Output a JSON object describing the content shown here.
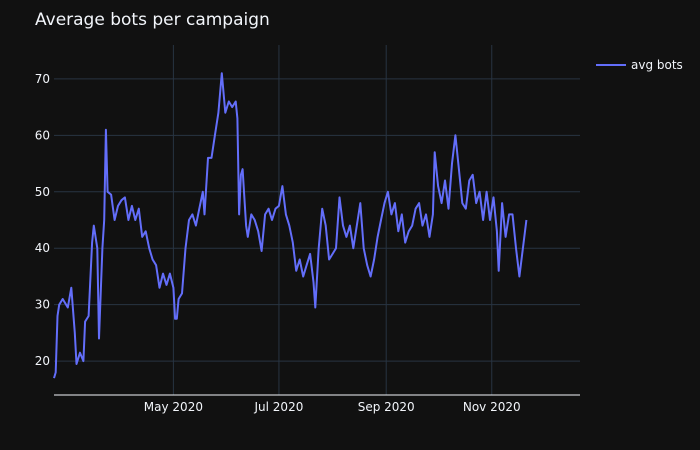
{
  "chart_data": {
    "type": "line",
    "title": "Average bots per campaign",
    "xlabel": "",
    "ylabel": "",
    "x_range": [
      "2020-02-22",
      "2020-12-22"
    ],
    "ylim": [
      14,
      76
    ],
    "y_ticks": [
      20,
      30,
      40,
      50,
      60,
      70
    ],
    "x_ticks": [
      {
        "date": "2020-05-01",
        "label": "May 2020"
      },
      {
        "date": "2020-07-01",
        "label": "Jul 2020"
      },
      {
        "date": "2020-09-01",
        "label": "Sep 2020"
      },
      {
        "date": "2020-11-01",
        "label": "Nov 2020"
      }
    ],
    "grid": true,
    "legend_position": "top-right",
    "series": [
      {
        "name": "avg bots",
        "color": "#636efa",
        "points": [
          [
            "2020-02-22",
            17
          ],
          [
            "2020-02-23",
            18
          ],
          [
            "2020-02-24",
            28
          ],
          [
            "2020-02-25",
            30
          ],
          [
            "2020-02-27",
            31
          ],
          [
            "2020-03-01",
            29.5
          ],
          [
            "2020-03-03",
            33
          ],
          [
            "2020-03-05",
            25
          ],
          [
            "2020-03-06",
            19.5
          ],
          [
            "2020-03-08",
            21.5
          ],
          [
            "2020-03-10",
            20
          ],
          [
            "2020-03-11",
            27
          ],
          [
            "2020-03-13",
            28
          ],
          [
            "2020-03-15",
            41
          ],
          [
            "2020-03-16",
            44
          ],
          [
            "2020-03-18",
            40
          ],
          [
            "2020-03-19",
            24
          ],
          [
            "2020-03-21",
            40
          ],
          [
            "2020-03-22",
            45
          ],
          [
            "2020-03-23",
            61
          ],
          [
            "2020-03-24",
            50
          ],
          [
            "2020-03-26",
            49.5
          ],
          [
            "2020-03-28",
            45
          ],
          [
            "2020-03-30",
            47.5
          ],
          [
            "2020-04-01",
            48.5
          ],
          [
            "2020-04-03",
            49
          ],
          [
            "2020-04-05",
            45
          ],
          [
            "2020-04-07",
            47.5
          ],
          [
            "2020-04-09",
            45
          ],
          [
            "2020-04-11",
            47
          ],
          [
            "2020-04-13",
            42
          ],
          [
            "2020-04-15",
            43
          ],
          [
            "2020-04-17",
            40
          ],
          [
            "2020-04-19",
            38
          ],
          [
            "2020-04-21",
            37
          ],
          [
            "2020-04-23",
            33
          ],
          [
            "2020-04-25",
            35.5
          ],
          [
            "2020-04-27",
            33.5
          ],
          [
            "2020-04-29",
            35.5
          ],
          [
            "2020-05-01",
            33
          ],
          [
            "2020-05-02",
            27.5
          ],
          [
            "2020-05-03",
            27.5
          ],
          [
            "2020-05-04",
            31
          ],
          [
            "2020-05-06",
            32
          ],
          [
            "2020-05-08",
            40
          ],
          [
            "2020-05-10",
            45
          ],
          [
            "2020-05-12",
            46
          ],
          [
            "2020-05-14",
            44
          ],
          [
            "2020-05-16",
            47
          ],
          [
            "2020-05-18",
            50
          ],
          [
            "2020-05-19",
            46
          ],
          [
            "2020-05-21",
            56
          ],
          [
            "2020-05-23",
            56
          ],
          [
            "2020-05-25",
            60
          ],
          [
            "2020-05-27",
            64
          ],
          [
            "2020-05-29",
            71
          ],
          [
            "2020-05-31",
            64
          ],
          [
            "2020-06-02",
            66
          ],
          [
            "2020-06-04",
            65
          ],
          [
            "2020-06-06",
            66
          ],
          [
            "2020-06-07",
            63
          ],
          [
            "2020-06-08",
            46
          ],
          [
            "2020-06-09",
            53
          ],
          [
            "2020-06-10",
            54
          ],
          [
            "2020-06-12",
            44
          ],
          [
            "2020-06-13",
            42
          ],
          [
            "2020-06-15",
            46
          ],
          [
            "2020-06-17",
            45
          ],
          [
            "2020-06-19",
            43
          ],
          [
            "2020-06-21",
            39.5
          ],
          [
            "2020-06-23",
            46
          ],
          [
            "2020-06-25",
            47
          ],
          [
            "2020-06-27",
            45
          ],
          [
            "2020-06-29",
            47
          ],
          [
            "2020-07-01",
            47.5
          ],
          [
            "2020-07-03",
            51
          ],
          [
            "2020-07-05",
            46
          ],
          [
            "2020-07-07",
            44
          ],
          [
            "2020-07-09",
            41
          ],
          [
            "2020-07-11",
            36
          ],
          [
            "2020-07-13",
            38
          ],
          [
            "2020-07-15",
            35
          ],
          [
            "2020-07-17",
            37
          ],
          [
            "2020-07-19",
            39
          ],
          [
            "2020-07-21",
            34
          ],
          [
            "2020-07-22",
            29.5
          ],
          [
            "2020-07-24",
            40
          ],
          [
            "2020-07-26",
            47
          ],
          [
            "2020-07-28",
            44
          ],
          [
            "2020-07-30",
            38
          ],
          [
            "2020-08-01",
            39
          ],
          [
            "2020-08-03",
            40
          ],
          [
            "2020-08-05",
            49
          ],
          [
            "2020-08-07",
            44
          ],
          [
            "2020-08-09",
            42
          ],
          [
            "2020-08-11",
            44
          ],
          [
            "2020-08-13",
            40
          ],
          [
            "2020-08-15",
            44
          ],
          [
            "2020-08-17",
            48
          ],
          [
            "2020-08-19",
            40
          ],
          [
            "2020-08-21",
            37
          ],
          [
            "2020-08-23",
            35
          ],
          [
            "2020-08-25",
            38
          ],
          [
            "2020-08-27",
            42
          ],
          [
            "2020-08-29",
            45
          ],
          [
            "2020-08-31",
            48
          ],
          [
            "2020-09-02",
            50
          ],
          [
            "2020-09-04",
            46
          ],
          [
            "2020-09-06",
            48
          ],
          [
            "2020-09-08",
            43
          ],
          [
            "2020-09-10",
            46
          ],
          [
            "2020-09-12",
            41
          ],
          [
            "2020-09-14",
            43
          ],
          [
            "2020-09-16",
            44
          ],
          [
            "2020-09-18",
            47
          ],
          [
            "2020-09-20",
            48
          ],
          [
            "2020-09-22",
            44
          ],
          [
            "2020-09-24",
            46
          ],
          [
            "2020-09-26",
            42
          ],
          [
            "2020-09-28",
            46
          ],
          [
            "2020-09-29",
            57
          ],
          [
            "2020-10-01",
            51
          ],
          [
            "2020-10-03",
            48
          ],
          [
            "2020-10-05",
            52
          ],
          [
            "2020-10-07",
            47
          ],
          [
            "2020-10-09",
            55
          ],
          [
            "2020-10-11",
            60
          ],
          [
            "2020-10-13",
            54
          ],
          [
            "2020-10-15",
            48
          ],
          [
            "2020-10-17",
            47
          ],
          [
            "2020-10-19",
            52
          ],
          [
            "2020-10-21",
            53
          ],
          [
            "2020-10-23",
            48
          ],
          [
            "2020-10-25",
            50
          ],
          [
            "2020-10-27",
            45
          ],
          [
            "2020-10-29",
            50
          ],
          [
            "2020-10-31",
            45
          ],
          [
            "2020-11-02",
            49
          ],
          [
            "2020-11-04",
            43
          ],
          [
            "2020-11-05",
            36
          ],
          [
            "2020-11-07",
            48
          ],
          [
            "2020-11-09",
            42
          ],
          [
            "2020-11-11",
            46
          ],
          [
            "2020-11-13",
            46
          ],
          [
            "2020-11-15",
            40
          ],
          [
            "2020-11-17",
            35
          ],
          [
            "2020-11-19",
            40
          ],
          [
            "2020-11-21",
            45
          ]
        ]
      }
    ]
  }
}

+---+

▶ [SHORT EXERCISE]: Every line of the data should be copied as it stands, without the images.

▶ [SOLUTION BELOW]:
Output a JSON object describing the content shown here.
{
  "chart_data": {
    "type": "line",
    "title": "Average bots per campaign",
    "xlabel": "",
    "ylabel": "",
    "x_range": [
      "2020-02-22",
      "2020-12-22"
    ],
    "ylim": [
      14,
      76
    ],
    "y_ticks": [
      20,
      30,
      40,
      50,
      60,
      70
    ],
    "x_ticks": [
      {
        "date": "2020-05-01",
        "label": "May 2020"
      },
      {
        "date": "2020-07-01",
        "label": "Jul 2020"
      },
      {
        "date": "2020-09-01",
        "label": "Sep 2020"
      },
      {
        "date": "2020-11-01",
        "label": "Nov 2020"
      }
    ],
    "grid": true,
    "legend_position": "top-right",
    "series": [
      {
        "name": "avg bots",
        "color": "#636efa",
        "points": [
          [
            "2020-02-22",
            17
          ],
          [
            "2020-02-23",
            18
          ],
          [
            "2020-02-24",
            28
          ],
          [
            "2020-02-25",
            30
          ],
          [
            "2020-02-27",
            31
          ],
          [
            "2020-03-01",
            29.5
          ],
          [
            "2020-03-03",
            33
          ],
          [
            "2020-03-05",
            25
          ],
          [
            "2020-03-06",
            19.5
          ],
          [
            "2020-03-08",
            21.5
          ],
          [
            "2020-03-10",
            20
          ],
          [
            "2020-03-11",
            27
          ],
          [
            "2020-03-13",
            28
          ],
          [
            "2020-03-15",
            41
          ],
          [
            "2020-03-16",
            44
          ],
          [
            "2020-03-18",
            40
          ],
          [
            "2020-03-19",
            24
          ],
          [
            "2020-03-21",
            40
          ],
          [
            "2020-03-22",
            45
          ],
          [
            "2020-03-23",
            61
          ],
          [
            "2020-03-24",
            50
          ],
          [
            "2020-03-26",
            49.5
          ],
          [
            "2020-03-28",
            45
          ],
          [
            "2020-03-30",
            47.5
          ],
          [
            "2020-04-01",
            48.5
          ],
          [
            "2020-04-03",
            49
          ],
          [
            "2020-04-05",
            45
          ],
          [
            "2020-04-07",
            47.5
          ],
          [
            "2020-04-09",
            45
          ],
          [
            "2020-04-11",
            47
          ],
          [
            "2020-04-13",
            42
          ],
          [
            "2020-04-15",
            43
          ],
          [
            "2020-04-17",
            40
          ],
          [
            "2020-04-19",
            38
          ],
          [
            "2020-04-21",
            37
          ],
          [
            "2020-04-23",
            33
          ],
          [
            "2020-04-25",
            35.5
          ],
          [
            "2020-04-27",
            33.5
          ],
          [
            "2020-04-29",
            35.5
          ],
          [
            "2020-05-01",
            33
          ],
          [
            "2020-05-02",
            27.5
          ],
          [
            "2020-05-03",
            27.5
          ],
          [
            "2020-05-04",
            31
          ],
          [
            "2020-05-06",
            32
          ],
          [
            "2020-05-08",
            40
          ],
          [
            "2020-05-10",
            45
          ],
          [
            "2020-05-12",
            46
          ],
          [
            "2020-05-14",
            44
          ],
          [
            "2020-05-16",
            47
          ],
          [
            "2020-05-18",
            50
          ],
          [
            "2020-05-19",
            46
          ],
          [
            "2020-05-21",
            56
          ],
          [
            "2020-05-23",
            56
          ],
          [
            "2020-05-25",
            60
          ],
          [
            "2020-05-27",
            64
          ],
          [
            "2020-05-29",
            71
          ],
          [
            "2020-05-31",
            64
          ],
          [
            "2020-06-02",
            66
          ],
          [
            "2020-06-04",
            65
          ],
          [
            "2020-06-06",
            66
          ],
          [
            "2020-06-07",
            63
          ],
          [
            "2020-06-08",
            46
          ],
          [
            "2020-06-09",
            53
          ],
          [
            "2020-06-10",
            54
          ],
          [
            "2020-06-12",
            44
          ],
          [
            "2020-06-13",
            42
          ],
          [
            "2020-06-15",
            46
          ],
          [
            "2020-06-17",
            45
          ],
          [
            "2020-06-19",
            43
          ],
          [
            "2020-06-21",
            39.5
          ],
          [
            "2020-06-23",
            46
          ],
          [
            "2020-06-25",
            47
          ],
          [
            "2020-06-27",
            45
          ],
          [
            "2020-06-29",
            47
          ],
          [
            "2020-07-01",
            47.5
          ],
          [
            "2020-07-03",
            51
          ],
          [
            "2020-07-05",
            46
          ],
          [
            "2020-07-07",
            44
          ],
          [
            "2020-07-09",
            41
          ],
          [
            "2020-07-11",
            36
          ],
          [
            "2020-07-13",
            38
          ],
          [
            "2020-07-15",
            35
          ],
          [
            "2020-07-17",
            37
          ],
          [
            "2020-07-19",
            39
          ],
          [
            "2020-07-21",
            34
          ],
          [
            "2020-07-22",
            29.5
          ],
          [
            "2020-07-24",
            40
          ],
          [
            "2020-07-26",
            47
          ],
          [
            "2020-07-28",
            44
          ],
          [
            "2020-07-30",
            38
          ],
          [
            "2020-08-01",
            39
          ],
          [
            "2020-08-03",
            40
          ],
          [
            "2020-08-05",
            49
          ],
          [
            "2020-08-07",
            44
          ],
          [
            "2020-08-09",
            42
          ],
          [
            "2020-08-11",
            44
          ],
          [
            "2020-08-13",
            40
          ],
          [
            "2020-08-15",
            44
          ],
          [
            "2020-08-17",
            48
          ],
          [
            "2020-08-19",
            40
          ],
          [
            "2020-08-21",
            37
          ],
          [
            "2020-08-23",
            35
          ],
          [
            "2020-08-25",
            38
          ],
          [
            "2020-08-27",
            42
          ],
          [
            "2020-08-29",
            45
          ],
          [
            "2020-08-31",
            48
          ],
          [
            "2020-09-02",
            50
          ],
          [
            "2020-09-04",
            46
          ],
          [
            "2020-09-06",
            48
          ],
          [
            "2020-09-08",
            43
          ],
          [
            "2020-09-10",
            46
          ],
          [
            "2020-09-12",
            41
          ],
          [
            "2020-09-14",
            43
          ],
          [
            "2020-09-16",
            44
          ],
          [
            "2020-09-18",
            47
          ],
          [
            "2020-09-20",
            48
          ],
          [
            "2020-09-22",
            44
          ],
          [
            "2020-09-24",
            46
          ],
          [
            "2020-09-26",
            42
          ],
          [
            "2020-09-28",
            46
          ],
          [
            "2020-09-29",
            57
          ],
          [
            "2020-10-01",
            51
          ],
          [
            "2020-10-03",
            48
          ],
          [
            "2020-10-05",
            52
          ],
          [
            "2020-10-07",
            47
          ],
          [
            "2020-10-09",
            55
          ],
          [
            "2020-10-11",
            60
          ],
          [
            "2020-10-13",
            54
          ],
          [
            "2020-10-15",
            48
          ],
          [
            "2020-10-17",
            47
          ],
          [
            "2020-10-19",
            52
          ],
          [
            "2020-10-21",
            53
          ],
          [
            "2020-10-23",
            48
          ],
          [
            "2020-10-25",
            50
          ],
          [
            "2020-10-27",
            45
          ],
          [
            "2020-10-29",
            50
          ],
          [
            "2020-10-31",
            45
          ],
          [
            "2020-11-02",
            49
          ],
          [
            "2020-11-04",
            43
          ],
          [
            "2020-11-05",
            36
          ],
          [
            "2020-11-07",
            48
          ],
          [
            "2020-11-09",
            42
          ],
          [
            "2020-11-11",
            46
          ],
          [
            "2020-11-13",
            46
          ],
          [
            "2020-11-15",
            40
          ],
          [
            "2020-11-17",
            35
          ],
          [
            "2020-11-19",
            40
          ],
          [
            "2020-11-21",
            45
          ]
        ]
      }
    ]
  }
}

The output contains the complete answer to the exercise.